→ Exercise inputs:

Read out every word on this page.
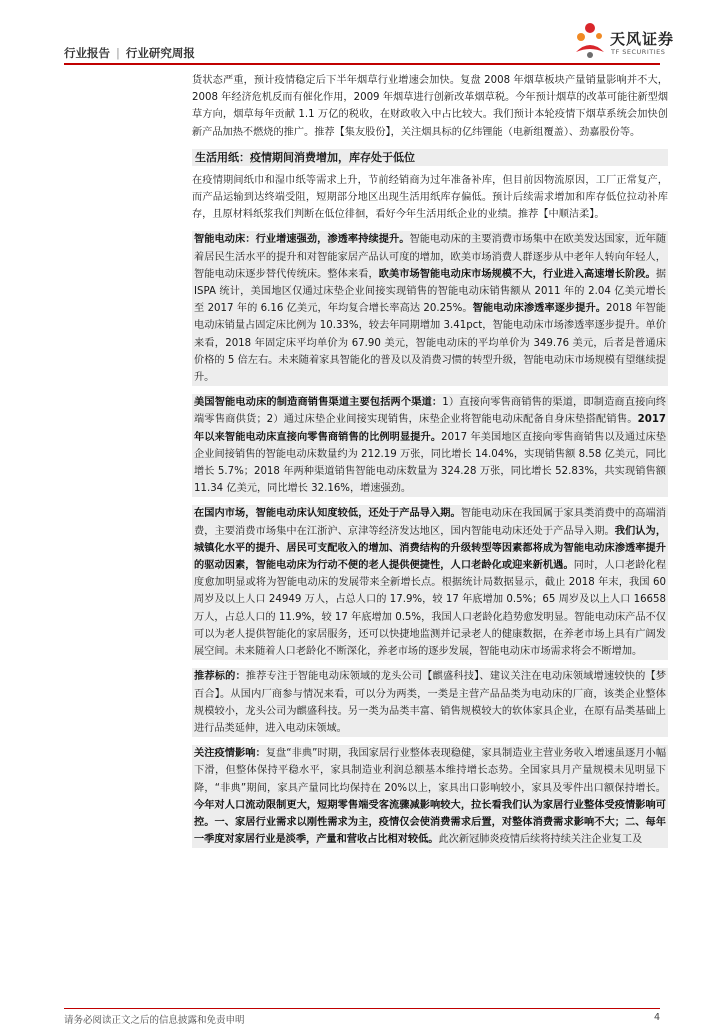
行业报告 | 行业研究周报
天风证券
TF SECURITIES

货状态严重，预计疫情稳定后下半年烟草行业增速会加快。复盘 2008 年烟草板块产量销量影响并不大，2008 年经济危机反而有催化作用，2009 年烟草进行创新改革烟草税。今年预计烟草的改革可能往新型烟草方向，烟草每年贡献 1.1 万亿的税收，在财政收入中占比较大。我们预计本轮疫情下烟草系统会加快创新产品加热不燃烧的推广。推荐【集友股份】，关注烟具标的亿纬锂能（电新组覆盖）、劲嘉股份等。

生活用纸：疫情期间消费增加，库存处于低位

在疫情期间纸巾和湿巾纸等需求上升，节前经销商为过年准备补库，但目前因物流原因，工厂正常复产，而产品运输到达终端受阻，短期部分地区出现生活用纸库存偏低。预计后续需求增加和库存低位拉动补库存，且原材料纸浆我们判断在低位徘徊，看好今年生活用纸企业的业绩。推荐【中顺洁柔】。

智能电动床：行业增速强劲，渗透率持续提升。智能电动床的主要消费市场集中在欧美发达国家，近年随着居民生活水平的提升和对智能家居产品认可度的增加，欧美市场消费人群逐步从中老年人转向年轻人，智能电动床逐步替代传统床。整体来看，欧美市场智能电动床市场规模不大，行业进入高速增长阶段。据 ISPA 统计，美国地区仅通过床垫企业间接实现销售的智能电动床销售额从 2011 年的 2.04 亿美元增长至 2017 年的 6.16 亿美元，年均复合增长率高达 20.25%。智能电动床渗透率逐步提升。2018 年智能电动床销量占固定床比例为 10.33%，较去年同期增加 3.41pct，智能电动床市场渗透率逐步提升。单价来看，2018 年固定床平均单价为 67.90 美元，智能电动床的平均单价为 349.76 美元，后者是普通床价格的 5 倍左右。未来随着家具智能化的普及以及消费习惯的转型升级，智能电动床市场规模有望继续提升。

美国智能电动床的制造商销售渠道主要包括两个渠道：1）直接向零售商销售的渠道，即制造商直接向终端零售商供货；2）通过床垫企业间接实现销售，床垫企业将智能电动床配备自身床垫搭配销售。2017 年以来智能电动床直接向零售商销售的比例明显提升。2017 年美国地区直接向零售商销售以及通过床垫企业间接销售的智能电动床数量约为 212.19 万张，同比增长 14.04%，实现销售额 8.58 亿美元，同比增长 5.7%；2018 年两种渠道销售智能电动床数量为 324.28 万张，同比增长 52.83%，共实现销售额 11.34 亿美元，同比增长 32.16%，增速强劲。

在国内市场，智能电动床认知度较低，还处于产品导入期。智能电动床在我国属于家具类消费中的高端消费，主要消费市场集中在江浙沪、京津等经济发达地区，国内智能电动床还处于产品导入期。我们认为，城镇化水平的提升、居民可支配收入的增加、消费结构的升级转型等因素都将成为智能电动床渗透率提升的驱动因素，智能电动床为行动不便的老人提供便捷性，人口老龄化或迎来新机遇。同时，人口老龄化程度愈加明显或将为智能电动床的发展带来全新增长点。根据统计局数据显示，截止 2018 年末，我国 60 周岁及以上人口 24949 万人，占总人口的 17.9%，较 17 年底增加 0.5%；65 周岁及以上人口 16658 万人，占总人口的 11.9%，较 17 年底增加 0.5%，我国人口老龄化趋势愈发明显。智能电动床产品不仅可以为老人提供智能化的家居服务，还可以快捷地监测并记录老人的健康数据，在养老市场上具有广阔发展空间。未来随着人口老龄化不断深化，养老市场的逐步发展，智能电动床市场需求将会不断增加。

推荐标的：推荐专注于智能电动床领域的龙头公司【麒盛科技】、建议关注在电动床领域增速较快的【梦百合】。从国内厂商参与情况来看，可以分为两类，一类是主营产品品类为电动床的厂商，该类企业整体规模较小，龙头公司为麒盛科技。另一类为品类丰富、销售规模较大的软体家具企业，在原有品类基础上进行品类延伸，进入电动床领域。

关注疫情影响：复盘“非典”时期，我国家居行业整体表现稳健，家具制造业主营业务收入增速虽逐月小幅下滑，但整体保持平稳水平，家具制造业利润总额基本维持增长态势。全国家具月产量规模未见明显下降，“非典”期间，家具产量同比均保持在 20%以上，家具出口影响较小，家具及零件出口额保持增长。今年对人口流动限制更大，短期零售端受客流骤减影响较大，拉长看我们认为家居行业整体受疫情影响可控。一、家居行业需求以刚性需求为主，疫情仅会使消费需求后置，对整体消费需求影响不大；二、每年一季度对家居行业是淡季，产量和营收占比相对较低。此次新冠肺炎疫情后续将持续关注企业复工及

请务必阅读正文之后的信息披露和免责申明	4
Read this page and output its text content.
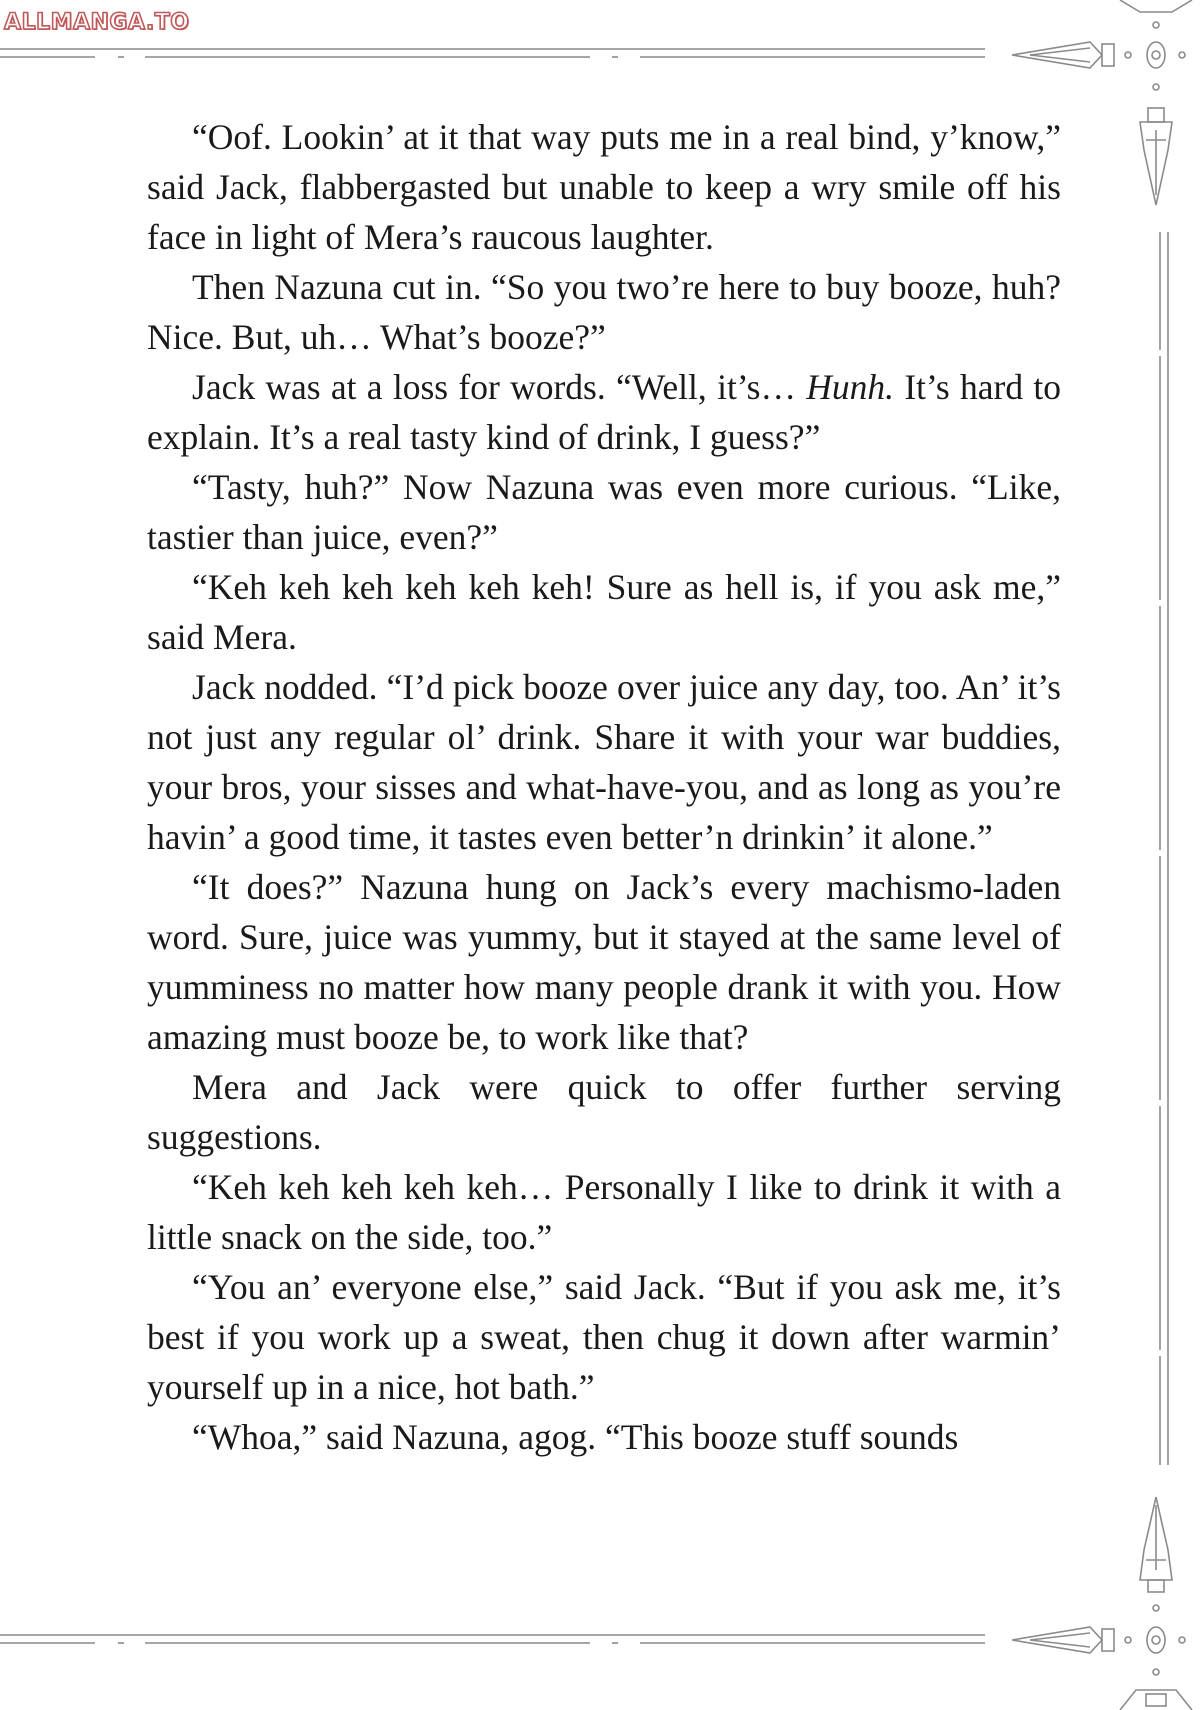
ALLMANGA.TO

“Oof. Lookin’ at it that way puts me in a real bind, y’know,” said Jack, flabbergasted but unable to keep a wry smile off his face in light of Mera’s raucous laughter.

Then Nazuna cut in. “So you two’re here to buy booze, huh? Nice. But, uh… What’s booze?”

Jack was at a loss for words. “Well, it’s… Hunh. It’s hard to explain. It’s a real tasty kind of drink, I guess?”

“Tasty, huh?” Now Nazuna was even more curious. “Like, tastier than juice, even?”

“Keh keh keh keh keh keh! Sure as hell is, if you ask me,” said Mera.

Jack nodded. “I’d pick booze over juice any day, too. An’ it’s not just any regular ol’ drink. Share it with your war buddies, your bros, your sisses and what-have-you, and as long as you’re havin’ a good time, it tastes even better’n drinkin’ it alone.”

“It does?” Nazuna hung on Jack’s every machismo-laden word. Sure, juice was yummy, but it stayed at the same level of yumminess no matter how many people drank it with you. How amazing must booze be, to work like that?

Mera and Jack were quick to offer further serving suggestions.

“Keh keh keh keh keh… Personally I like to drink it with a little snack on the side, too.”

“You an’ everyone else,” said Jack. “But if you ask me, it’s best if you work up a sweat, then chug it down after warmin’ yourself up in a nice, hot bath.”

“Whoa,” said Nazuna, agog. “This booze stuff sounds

→ Task directions:
Filter the records above for lines containing the word "real", and copy those lines.

→ Answer in full:
“Oof. Lookin’ at it that way puts me in a real bind, y’know,” said Jack, flabbergasted but unable to keep a wry smile off his face in light of Mera’s raucous laughter.
Jack was at a loss for words. “Well, it’s… Hunh. It’s hard to explain. It’s a real tasty kind of drink, I guess?”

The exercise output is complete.